**What the exercise asks**
Restate the entries below word for word, omitting nothing.

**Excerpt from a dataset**
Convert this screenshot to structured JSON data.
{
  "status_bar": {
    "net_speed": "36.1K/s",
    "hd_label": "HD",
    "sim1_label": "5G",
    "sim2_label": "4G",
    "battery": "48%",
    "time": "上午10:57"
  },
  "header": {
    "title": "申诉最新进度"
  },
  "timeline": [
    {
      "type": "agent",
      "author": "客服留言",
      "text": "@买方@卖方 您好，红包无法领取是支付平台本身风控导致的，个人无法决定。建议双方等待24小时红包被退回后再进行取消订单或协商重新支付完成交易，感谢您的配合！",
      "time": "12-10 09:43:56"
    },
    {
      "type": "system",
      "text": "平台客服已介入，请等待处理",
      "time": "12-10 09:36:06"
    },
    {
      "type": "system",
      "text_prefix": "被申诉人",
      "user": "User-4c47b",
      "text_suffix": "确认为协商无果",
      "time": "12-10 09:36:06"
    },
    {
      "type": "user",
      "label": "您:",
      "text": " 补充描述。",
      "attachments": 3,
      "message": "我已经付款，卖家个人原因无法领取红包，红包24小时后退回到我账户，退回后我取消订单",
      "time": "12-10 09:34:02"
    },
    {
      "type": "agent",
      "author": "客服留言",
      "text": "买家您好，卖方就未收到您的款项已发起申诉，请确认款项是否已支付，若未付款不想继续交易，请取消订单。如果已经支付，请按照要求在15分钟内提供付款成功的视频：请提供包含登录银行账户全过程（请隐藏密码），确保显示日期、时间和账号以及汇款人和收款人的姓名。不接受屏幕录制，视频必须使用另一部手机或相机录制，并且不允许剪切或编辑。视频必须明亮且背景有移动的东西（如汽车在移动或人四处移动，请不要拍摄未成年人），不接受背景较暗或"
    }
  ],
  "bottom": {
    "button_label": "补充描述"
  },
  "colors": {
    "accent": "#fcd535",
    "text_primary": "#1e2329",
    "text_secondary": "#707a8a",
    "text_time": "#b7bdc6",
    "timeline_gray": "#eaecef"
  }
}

**Result for this task**
Convert this screenshot to structured JSON data.
{
  "status_bar": {
    "net_speed": "36.1K/s",
    "hd_label": "HD",
    "sim1_label": "5G",
    "sim2_label": "4G",
    "battery": "48%",
    "time": "上午10:57"
  },
  "header": {
    "title": "申诉最新进度"
  },
  "timeline": [
    {
      "type": "agent",
      "author": "客服留言",
      "text": "@买方@卖方 您好，红包无法领取是支付平台本身风控导致的，个人无法决定。建议双方等待24小时红包被退回后再进行取消订单或协商重新支付完成交易，感谢您的配合！",
      "time": "12-10 09:43:56"
    },
    {
      "type": "system",
      "text": "平台客服已介入，请等待处理",
      "time": "12-10 09:36:06"
    },
    {
      "type": "system",
      "text_prefix": "被申诉人",
      "user": "User-4c47b",
      "text_suffix": "确认为协商无果",
      "time": "12-10 09:36:06"
    },
    {
      "type": "user",
      "label": "您:",
      "text": " 补充描述。",
      "attachments": 3,
      "message": "我已经付款，卖家个人原因无法领取红包，红包24小时后退回到我账户，退回后我取消订单",
      "time": "12-10 09:34:02"
    },
    {
      "type": "agent",
      "author": "客服留言",
      "text": "买家您好，卖方就未收到您的款项已发起申诉，请确认款项是否已支付，若未付款不想继续交易，请取消订单。如果已经支付，请按照要求在15分钟内提供付款成功的视频：请提供包含登录银行账户全过程（请隐藏密码），确保显示日期、时间和账号以及汇款人和收款人的姓名。不接受屏幕录制，视频必须使用另一部手机或相机录制，并且不允许剪切或编辑。视频必须明亮且背景有移动的东西（如汽车在移动或人四处移动，请不要拍摄未成年人），不接受背景较暗或"
    }
  ],
  "bottom": {
    "button_label": "补充描述"
  },
  "colors": {
    "accent": "#fcd535",
    "text_primary": "#1e2329",
    "text_secondary": "#707a8a",
    "text_time": "#b7bdc6",
    "timeline_gray": "#eaecef"
  }
}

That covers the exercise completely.